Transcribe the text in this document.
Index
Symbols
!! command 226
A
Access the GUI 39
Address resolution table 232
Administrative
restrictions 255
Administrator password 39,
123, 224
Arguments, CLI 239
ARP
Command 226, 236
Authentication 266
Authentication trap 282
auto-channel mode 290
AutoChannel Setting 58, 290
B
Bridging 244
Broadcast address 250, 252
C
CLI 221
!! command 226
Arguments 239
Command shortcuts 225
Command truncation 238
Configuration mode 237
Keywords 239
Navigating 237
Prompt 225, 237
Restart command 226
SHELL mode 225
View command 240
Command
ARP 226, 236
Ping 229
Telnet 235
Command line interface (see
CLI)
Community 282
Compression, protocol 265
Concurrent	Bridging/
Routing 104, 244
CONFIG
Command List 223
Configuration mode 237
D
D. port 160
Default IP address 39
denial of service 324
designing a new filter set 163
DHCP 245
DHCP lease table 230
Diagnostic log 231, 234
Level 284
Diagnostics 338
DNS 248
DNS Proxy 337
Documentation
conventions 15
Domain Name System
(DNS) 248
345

--

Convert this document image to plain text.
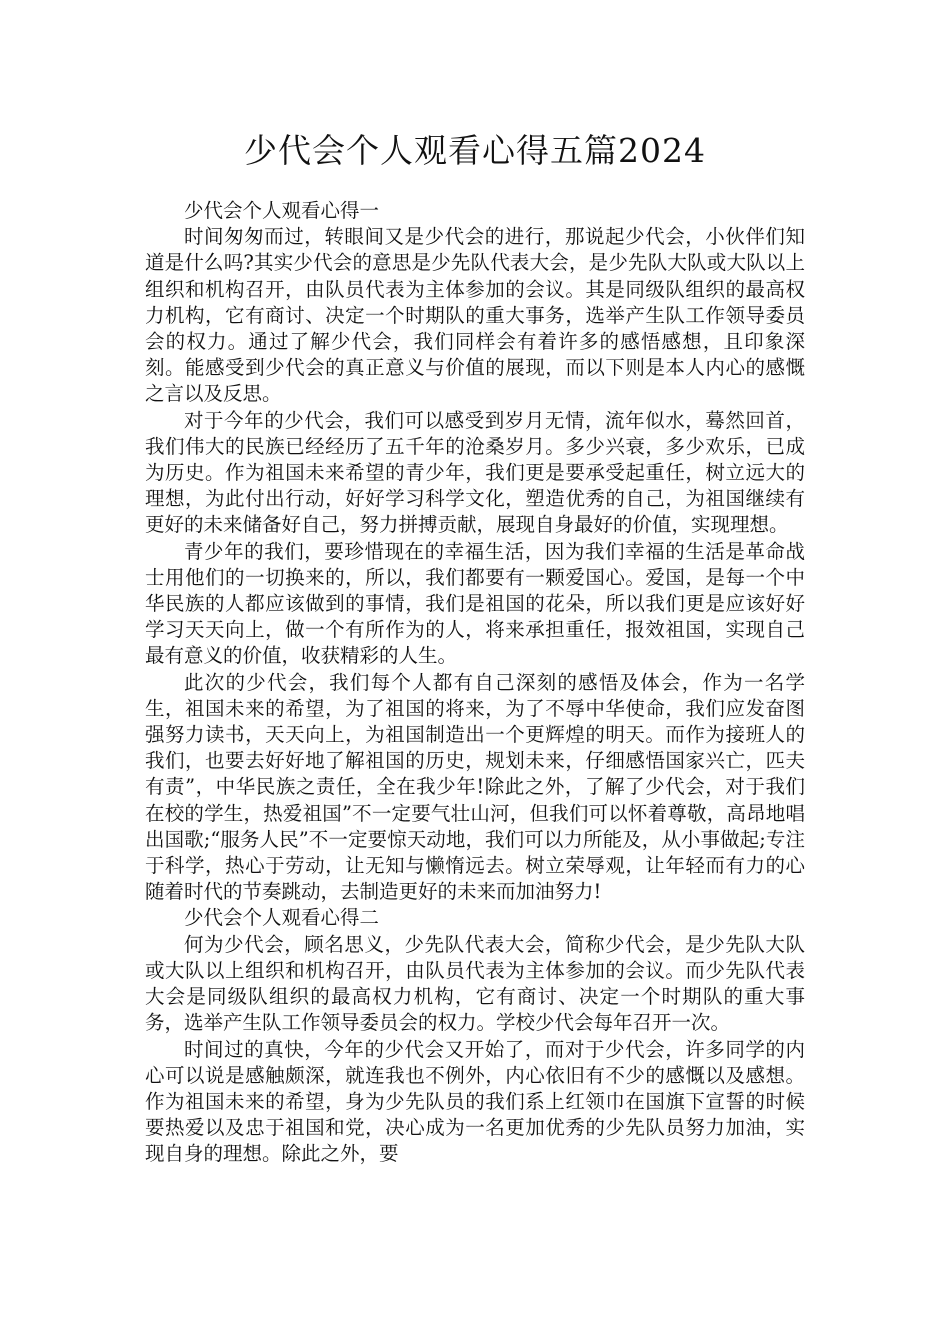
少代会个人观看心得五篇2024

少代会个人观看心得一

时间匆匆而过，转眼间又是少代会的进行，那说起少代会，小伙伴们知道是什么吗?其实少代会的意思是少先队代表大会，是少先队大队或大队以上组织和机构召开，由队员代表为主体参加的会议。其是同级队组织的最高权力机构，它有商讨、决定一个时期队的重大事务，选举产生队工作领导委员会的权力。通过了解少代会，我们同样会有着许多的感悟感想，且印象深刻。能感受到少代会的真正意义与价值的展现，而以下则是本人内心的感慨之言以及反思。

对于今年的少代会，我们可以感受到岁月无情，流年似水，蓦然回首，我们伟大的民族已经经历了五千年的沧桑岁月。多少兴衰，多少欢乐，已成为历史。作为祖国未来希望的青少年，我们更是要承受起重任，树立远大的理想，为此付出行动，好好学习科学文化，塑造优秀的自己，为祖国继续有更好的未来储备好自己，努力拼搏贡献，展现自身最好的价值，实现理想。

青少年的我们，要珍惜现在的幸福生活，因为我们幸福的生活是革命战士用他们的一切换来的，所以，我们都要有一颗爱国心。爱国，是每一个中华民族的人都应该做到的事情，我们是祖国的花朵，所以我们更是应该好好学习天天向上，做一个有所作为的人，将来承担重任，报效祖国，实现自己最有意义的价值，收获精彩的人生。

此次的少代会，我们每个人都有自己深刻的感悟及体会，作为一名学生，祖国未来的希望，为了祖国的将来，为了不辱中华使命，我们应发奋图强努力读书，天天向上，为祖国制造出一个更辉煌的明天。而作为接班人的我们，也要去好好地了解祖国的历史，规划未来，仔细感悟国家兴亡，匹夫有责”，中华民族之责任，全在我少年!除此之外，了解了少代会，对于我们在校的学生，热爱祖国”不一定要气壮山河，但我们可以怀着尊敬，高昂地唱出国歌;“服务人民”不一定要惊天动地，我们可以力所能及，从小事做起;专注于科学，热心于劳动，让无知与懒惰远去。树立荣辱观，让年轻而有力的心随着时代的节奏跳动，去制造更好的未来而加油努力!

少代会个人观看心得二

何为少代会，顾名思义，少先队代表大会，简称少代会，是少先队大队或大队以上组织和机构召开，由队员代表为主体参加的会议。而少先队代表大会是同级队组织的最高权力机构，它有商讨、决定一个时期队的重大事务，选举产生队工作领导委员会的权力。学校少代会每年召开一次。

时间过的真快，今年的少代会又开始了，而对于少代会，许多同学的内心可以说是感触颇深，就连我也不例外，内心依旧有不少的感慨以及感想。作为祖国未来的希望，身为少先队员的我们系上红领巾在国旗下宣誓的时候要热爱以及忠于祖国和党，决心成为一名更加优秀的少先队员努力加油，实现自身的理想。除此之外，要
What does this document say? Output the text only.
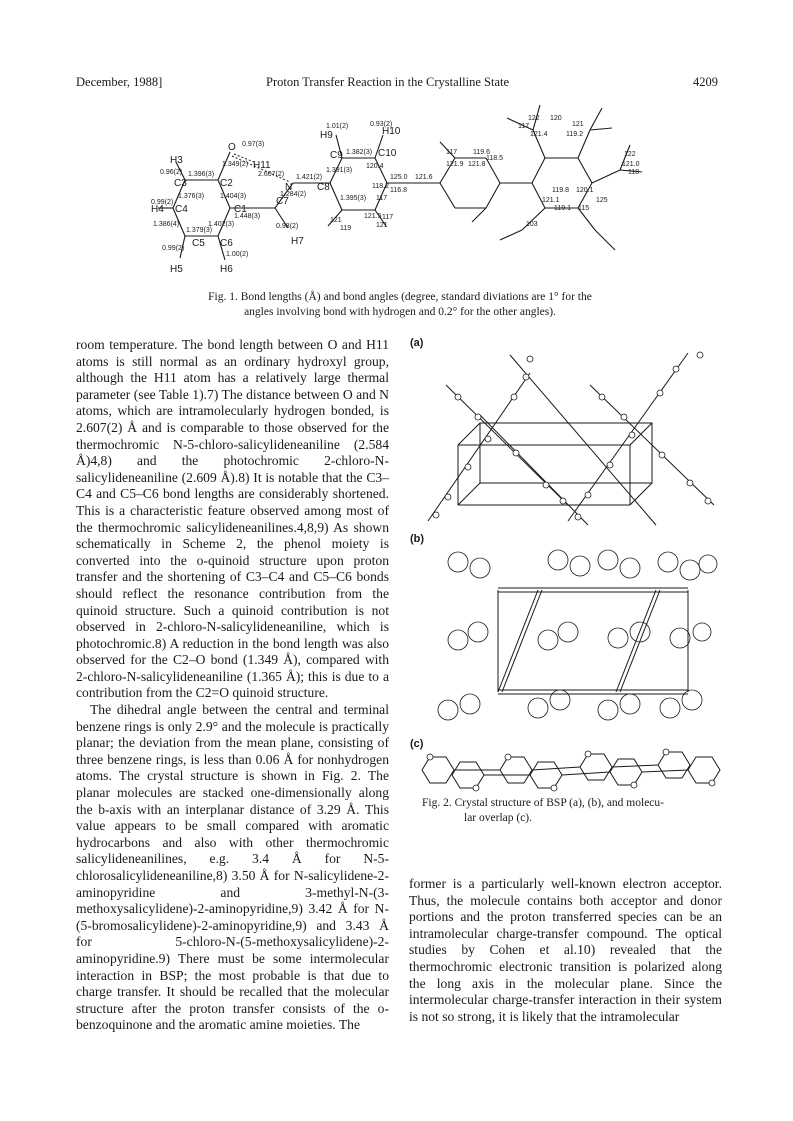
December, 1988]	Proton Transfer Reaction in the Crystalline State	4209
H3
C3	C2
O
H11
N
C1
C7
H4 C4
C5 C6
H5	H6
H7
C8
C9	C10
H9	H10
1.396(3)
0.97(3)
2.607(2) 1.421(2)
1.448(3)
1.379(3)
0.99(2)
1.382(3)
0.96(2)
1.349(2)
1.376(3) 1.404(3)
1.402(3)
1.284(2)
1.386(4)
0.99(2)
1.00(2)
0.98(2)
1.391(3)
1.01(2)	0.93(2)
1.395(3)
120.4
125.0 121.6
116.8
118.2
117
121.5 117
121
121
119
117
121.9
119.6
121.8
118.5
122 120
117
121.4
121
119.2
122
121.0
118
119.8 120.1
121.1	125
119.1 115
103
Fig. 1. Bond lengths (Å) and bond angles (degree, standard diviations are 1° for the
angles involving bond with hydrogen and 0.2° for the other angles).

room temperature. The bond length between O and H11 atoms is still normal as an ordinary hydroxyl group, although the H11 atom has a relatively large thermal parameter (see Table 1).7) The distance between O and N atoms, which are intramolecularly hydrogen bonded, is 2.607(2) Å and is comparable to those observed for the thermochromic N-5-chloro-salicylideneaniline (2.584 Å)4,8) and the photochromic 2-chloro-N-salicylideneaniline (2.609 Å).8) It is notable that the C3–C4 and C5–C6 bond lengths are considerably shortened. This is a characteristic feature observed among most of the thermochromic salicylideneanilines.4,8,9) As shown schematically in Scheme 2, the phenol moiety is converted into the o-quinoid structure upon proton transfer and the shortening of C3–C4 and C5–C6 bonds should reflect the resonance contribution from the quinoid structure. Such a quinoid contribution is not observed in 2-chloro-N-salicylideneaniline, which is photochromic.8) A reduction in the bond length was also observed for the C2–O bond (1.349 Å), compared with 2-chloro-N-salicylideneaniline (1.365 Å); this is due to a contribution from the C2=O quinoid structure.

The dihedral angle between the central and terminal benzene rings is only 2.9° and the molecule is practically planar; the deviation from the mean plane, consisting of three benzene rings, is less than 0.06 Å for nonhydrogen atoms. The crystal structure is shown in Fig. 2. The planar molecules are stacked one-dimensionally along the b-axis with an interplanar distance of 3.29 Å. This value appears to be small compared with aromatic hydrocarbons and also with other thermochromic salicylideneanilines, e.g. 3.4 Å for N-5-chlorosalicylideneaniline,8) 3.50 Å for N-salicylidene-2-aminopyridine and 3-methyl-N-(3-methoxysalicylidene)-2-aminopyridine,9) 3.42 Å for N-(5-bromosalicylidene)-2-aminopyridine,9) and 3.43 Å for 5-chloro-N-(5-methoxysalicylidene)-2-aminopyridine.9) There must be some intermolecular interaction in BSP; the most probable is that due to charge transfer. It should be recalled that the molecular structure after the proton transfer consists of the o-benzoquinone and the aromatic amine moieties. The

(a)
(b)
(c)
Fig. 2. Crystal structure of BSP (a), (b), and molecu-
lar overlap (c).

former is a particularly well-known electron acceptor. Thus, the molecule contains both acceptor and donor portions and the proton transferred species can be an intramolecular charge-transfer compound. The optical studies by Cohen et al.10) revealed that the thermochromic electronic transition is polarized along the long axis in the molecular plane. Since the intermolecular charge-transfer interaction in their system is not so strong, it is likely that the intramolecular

* **The task**:
Every line holding "除此之外" should be copied out.

* **Answer below**:
此次的少代会，我们每个人都有自己深刻的感悟及体会，作为一名学生，祖国未来的希望，为了祖国的将来，为了不辱中华使命，我们应发奋图强努力读书，天天向上，为祖国制造出一个更辉煌的明天。而作为接班人的我们，也要去好好地了解祖国的历史，规划未来，仔细感悟国家兴亡，匹夫有责”，中华民族之责任，全在我少年!除此之外，了解了少代会，对于我们在校的学生，热爱祖国”不一定要气壮山河，但我们可以怀着尊敬，高昂地唱出国歌;“服务人民”不一定要惊天动地，我们可以力所能及，从小事做起;专注于科学，热心于劳动，让无知与懒惰远去。树立荣辱观，让年轻而有力的心随着时代的节奏跳动，去制造更好的未来而加油努力!
时间过的真快，今年的少代会又开始了，而对于少代会，许多同学的内心可以说是感触颇深，就连我也不例外，内心依旧有不少的感慨以及感想。作为祖国未来的希望，身为少先队员的我们系上红领巾在国旗下宣誓的时候要热爱以及忠于祖国和党，决心成为一名更加优秀的少先队员努力加油，实现自身的理想。除此之外，要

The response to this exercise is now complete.